= GOAL OF THE EXERCISE =
Say how many lines in the following entries include "Dashboard", and add nothing else.

Bounding box prediction data
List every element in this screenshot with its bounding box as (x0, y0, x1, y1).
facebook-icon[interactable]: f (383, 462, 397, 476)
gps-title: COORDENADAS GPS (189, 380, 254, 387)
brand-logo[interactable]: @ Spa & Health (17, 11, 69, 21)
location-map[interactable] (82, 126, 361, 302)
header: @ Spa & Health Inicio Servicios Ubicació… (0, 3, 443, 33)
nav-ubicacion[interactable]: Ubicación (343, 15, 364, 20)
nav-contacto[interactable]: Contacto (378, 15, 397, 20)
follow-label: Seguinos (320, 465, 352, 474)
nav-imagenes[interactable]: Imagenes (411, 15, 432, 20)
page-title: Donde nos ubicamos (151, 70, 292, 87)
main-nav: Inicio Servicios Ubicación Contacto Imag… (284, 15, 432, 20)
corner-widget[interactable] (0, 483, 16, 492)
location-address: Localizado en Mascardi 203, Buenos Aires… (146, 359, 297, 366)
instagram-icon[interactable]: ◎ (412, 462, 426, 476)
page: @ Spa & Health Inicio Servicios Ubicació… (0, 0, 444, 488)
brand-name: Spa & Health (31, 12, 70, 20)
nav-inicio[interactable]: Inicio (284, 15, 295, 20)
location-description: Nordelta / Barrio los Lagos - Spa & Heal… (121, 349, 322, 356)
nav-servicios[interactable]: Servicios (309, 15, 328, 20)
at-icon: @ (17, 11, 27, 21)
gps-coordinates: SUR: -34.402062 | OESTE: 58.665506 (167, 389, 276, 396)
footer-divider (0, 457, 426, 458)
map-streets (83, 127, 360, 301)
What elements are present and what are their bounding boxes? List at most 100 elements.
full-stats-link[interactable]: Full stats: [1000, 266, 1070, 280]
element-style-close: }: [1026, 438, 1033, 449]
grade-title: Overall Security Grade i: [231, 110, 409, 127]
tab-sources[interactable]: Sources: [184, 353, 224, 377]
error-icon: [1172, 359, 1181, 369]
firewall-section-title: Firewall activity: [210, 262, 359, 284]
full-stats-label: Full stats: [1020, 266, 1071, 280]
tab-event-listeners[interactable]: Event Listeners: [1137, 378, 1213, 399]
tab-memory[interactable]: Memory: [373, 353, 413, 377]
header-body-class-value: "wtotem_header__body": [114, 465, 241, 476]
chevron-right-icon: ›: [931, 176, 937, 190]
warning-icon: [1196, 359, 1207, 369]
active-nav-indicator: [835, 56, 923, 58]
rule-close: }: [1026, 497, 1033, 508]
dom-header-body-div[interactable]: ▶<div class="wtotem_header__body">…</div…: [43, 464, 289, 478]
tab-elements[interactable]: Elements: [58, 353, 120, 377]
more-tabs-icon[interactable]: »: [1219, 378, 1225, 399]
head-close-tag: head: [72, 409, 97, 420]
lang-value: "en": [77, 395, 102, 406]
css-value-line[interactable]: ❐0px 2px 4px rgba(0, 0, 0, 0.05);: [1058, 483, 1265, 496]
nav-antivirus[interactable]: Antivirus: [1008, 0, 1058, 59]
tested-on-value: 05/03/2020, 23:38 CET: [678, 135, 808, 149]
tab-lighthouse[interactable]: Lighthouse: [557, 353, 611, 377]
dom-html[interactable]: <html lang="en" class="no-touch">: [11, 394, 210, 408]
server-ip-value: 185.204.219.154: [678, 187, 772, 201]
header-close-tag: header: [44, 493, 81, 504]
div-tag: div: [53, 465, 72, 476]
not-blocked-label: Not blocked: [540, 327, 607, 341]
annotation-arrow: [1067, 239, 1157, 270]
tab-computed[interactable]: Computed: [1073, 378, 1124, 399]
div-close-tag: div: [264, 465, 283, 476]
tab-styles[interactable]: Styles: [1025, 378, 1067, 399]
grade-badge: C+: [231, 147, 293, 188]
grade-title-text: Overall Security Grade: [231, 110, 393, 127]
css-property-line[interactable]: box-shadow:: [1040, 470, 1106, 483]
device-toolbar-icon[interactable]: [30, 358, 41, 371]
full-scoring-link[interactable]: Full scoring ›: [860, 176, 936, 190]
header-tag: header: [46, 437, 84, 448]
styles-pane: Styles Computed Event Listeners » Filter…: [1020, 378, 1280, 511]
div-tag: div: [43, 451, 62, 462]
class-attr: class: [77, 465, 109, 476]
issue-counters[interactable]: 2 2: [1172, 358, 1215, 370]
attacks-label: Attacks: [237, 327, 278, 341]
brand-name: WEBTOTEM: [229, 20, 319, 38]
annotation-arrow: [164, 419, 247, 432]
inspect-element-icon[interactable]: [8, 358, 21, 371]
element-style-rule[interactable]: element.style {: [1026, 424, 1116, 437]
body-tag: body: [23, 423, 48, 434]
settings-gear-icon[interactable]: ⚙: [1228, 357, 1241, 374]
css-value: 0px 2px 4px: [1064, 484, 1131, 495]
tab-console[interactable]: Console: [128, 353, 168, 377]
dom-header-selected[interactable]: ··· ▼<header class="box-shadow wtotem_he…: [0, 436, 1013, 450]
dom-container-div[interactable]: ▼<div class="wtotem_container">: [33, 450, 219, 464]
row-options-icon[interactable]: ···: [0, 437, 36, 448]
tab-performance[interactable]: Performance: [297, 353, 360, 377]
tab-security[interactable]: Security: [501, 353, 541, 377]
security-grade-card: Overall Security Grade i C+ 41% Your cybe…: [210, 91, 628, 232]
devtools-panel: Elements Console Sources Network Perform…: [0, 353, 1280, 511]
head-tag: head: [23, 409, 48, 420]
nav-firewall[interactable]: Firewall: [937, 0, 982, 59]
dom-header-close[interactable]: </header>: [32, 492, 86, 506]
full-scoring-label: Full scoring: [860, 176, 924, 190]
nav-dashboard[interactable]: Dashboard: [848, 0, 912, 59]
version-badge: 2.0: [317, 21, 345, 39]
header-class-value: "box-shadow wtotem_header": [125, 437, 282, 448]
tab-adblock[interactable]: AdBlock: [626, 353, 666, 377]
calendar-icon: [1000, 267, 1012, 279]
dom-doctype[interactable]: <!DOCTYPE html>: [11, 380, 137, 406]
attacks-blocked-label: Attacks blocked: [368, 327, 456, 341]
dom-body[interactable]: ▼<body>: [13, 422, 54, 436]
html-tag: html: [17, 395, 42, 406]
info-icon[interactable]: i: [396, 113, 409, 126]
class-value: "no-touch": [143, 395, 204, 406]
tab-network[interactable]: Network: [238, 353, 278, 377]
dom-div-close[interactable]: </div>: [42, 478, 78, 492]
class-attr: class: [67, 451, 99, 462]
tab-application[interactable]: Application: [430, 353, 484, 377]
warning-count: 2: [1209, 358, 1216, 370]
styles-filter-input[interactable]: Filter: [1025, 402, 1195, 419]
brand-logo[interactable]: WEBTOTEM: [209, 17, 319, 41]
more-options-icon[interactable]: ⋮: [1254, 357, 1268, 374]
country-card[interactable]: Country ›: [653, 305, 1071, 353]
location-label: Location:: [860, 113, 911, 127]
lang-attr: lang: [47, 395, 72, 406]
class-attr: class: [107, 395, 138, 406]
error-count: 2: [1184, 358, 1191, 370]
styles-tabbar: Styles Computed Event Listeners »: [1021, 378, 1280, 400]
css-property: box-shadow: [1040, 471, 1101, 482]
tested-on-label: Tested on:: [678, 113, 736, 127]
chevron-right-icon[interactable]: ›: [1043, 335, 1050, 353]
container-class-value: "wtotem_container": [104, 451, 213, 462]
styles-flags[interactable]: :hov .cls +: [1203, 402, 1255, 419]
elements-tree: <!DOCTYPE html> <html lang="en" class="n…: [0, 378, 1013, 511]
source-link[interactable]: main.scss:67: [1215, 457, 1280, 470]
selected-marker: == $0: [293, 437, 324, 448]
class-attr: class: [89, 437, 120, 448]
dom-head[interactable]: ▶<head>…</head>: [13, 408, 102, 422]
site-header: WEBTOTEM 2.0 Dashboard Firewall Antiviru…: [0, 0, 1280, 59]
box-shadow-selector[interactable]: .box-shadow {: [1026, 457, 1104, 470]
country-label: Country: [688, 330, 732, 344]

= RESULT OF THIS TASK =
2